--- start ---

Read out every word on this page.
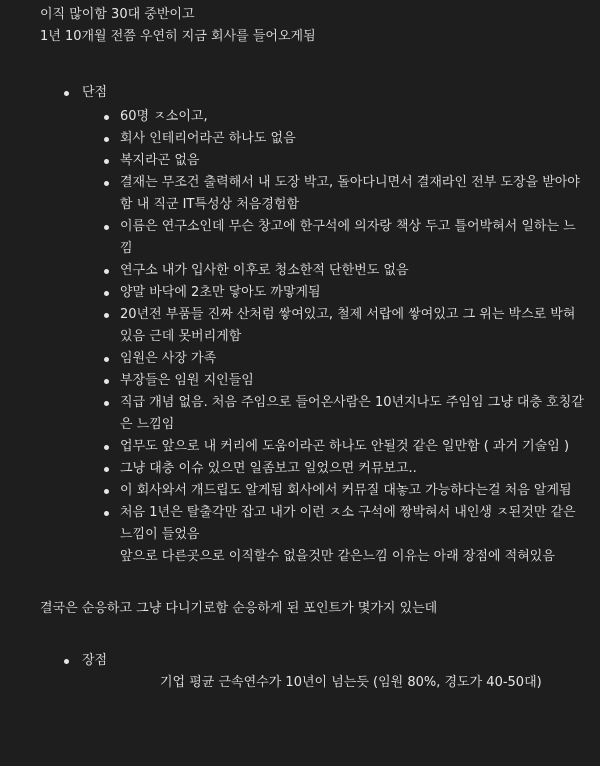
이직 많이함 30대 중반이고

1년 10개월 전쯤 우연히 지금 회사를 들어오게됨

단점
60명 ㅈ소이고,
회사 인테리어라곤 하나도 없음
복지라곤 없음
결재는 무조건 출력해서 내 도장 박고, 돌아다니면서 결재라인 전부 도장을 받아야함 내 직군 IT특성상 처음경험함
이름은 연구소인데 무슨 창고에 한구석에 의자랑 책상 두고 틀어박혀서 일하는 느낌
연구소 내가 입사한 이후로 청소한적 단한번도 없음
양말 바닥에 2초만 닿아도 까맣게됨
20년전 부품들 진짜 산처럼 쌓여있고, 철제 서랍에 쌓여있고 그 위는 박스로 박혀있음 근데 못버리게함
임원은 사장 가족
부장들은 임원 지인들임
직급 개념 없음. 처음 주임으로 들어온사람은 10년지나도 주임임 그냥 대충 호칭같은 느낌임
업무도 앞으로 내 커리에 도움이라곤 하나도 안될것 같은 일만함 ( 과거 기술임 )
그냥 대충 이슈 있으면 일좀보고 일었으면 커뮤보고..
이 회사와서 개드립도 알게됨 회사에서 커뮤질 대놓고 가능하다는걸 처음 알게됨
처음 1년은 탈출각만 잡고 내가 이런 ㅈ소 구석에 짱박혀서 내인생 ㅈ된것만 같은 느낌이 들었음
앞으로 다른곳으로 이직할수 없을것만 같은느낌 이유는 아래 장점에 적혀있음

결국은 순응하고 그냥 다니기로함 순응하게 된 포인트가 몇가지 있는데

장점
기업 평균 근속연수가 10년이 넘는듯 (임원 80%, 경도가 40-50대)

--- end ---
--- start ---

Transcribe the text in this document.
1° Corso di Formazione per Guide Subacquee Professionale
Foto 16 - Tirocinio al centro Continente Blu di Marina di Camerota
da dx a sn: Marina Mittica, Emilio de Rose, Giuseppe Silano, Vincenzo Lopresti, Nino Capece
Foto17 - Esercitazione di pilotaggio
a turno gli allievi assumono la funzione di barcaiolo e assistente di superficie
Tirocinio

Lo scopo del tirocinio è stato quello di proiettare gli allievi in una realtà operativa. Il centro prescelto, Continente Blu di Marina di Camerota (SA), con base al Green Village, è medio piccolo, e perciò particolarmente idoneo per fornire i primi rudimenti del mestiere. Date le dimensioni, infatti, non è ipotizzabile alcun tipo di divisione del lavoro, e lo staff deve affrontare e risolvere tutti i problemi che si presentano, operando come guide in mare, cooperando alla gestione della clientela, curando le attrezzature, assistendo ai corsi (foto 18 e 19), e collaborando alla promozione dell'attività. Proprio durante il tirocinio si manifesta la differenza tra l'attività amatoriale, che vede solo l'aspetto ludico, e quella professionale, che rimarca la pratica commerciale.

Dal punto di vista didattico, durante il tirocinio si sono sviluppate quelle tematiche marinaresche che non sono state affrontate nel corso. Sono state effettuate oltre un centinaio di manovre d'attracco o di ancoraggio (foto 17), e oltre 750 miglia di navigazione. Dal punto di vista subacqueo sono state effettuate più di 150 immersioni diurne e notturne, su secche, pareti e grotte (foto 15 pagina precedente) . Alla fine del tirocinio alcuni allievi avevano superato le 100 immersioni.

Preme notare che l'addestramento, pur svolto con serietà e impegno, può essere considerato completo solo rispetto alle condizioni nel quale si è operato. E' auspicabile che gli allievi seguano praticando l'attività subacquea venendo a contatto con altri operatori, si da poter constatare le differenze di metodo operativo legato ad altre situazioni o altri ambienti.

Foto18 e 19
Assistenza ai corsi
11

--- end ---
--- start ---

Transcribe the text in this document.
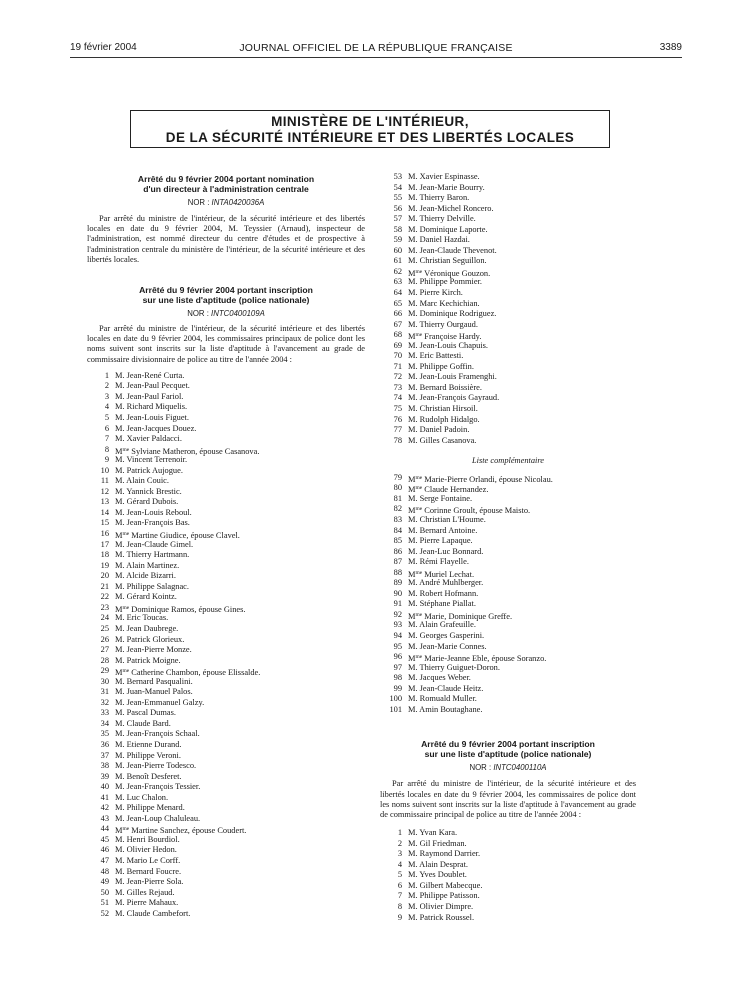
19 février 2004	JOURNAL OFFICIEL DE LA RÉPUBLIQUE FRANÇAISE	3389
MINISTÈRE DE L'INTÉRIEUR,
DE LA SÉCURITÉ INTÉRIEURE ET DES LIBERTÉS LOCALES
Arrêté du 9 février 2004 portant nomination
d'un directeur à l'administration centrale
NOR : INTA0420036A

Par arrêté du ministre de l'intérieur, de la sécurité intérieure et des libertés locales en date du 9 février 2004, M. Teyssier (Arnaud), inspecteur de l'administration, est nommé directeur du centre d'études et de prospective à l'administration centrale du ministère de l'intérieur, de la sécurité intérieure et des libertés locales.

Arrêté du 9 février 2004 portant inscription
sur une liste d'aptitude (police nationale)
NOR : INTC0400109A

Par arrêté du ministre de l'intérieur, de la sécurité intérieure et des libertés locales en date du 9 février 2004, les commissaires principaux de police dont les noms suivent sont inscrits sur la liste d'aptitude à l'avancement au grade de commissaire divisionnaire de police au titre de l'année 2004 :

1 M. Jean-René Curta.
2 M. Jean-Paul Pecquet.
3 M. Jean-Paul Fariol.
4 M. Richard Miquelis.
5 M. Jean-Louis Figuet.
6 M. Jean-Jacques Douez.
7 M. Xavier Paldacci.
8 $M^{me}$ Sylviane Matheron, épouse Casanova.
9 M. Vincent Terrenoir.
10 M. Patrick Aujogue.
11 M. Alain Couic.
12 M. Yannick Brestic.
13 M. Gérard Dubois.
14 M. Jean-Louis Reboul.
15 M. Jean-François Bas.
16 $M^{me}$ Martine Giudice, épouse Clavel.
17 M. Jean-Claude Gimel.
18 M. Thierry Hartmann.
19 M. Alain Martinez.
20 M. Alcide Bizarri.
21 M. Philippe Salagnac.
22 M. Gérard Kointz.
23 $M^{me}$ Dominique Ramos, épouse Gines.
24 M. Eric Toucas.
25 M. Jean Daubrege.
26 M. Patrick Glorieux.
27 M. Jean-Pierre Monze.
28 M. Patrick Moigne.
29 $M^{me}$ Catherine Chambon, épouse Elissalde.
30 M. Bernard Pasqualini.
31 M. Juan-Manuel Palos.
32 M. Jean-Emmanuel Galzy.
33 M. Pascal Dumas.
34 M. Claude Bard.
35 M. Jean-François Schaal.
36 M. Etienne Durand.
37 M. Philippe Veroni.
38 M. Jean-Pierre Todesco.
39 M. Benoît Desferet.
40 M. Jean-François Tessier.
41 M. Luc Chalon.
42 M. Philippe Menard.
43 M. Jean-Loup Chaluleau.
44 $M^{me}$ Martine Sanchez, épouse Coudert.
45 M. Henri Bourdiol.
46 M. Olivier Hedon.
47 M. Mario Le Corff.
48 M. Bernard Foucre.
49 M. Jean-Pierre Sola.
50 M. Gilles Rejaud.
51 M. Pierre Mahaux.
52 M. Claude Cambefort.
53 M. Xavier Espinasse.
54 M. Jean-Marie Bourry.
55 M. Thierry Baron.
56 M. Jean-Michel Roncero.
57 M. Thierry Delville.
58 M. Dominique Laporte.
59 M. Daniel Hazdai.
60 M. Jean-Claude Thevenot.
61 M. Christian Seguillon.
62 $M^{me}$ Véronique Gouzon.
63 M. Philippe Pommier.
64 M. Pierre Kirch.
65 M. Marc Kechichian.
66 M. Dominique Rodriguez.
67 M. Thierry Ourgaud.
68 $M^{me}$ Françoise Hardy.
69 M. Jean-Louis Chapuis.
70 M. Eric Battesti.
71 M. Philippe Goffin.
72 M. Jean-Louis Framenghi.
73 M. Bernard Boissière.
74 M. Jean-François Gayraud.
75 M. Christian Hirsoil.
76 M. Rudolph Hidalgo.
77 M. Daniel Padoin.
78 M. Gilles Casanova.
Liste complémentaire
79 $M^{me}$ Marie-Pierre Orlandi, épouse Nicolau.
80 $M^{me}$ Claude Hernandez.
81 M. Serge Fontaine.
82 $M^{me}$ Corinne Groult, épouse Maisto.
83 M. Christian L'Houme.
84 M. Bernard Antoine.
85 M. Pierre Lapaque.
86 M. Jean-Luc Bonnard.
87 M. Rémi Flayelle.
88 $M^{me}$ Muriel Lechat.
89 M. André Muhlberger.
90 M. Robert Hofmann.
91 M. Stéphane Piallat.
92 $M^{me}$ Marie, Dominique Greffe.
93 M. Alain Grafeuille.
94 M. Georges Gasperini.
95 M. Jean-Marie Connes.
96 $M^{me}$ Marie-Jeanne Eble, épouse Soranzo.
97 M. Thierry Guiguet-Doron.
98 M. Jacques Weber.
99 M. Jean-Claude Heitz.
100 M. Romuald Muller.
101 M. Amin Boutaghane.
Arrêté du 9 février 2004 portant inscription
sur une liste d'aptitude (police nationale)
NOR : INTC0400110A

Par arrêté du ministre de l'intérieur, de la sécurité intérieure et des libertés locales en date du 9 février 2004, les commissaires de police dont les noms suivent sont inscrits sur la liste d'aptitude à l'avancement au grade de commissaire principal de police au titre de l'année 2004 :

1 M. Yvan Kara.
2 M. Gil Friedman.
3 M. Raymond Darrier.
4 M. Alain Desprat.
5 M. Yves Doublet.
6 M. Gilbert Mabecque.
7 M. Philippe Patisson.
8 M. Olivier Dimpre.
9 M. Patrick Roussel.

--- end ---

§ **Challenge**
Pull every line containing the word "Marie" out of the material and copy it.

§ **Completed exercise**
54 M. Jean-Marie Bourry.
79 $M^{me}$ Marie-Pierre Orlandi, épouse Nicolau.
92 $M^{me}$ Marie, Dominique Greffe.
95 M. Jean-Marie Connes.
96 $M^{me}$ Marie-Jeanne Eble, épouse Soranzo.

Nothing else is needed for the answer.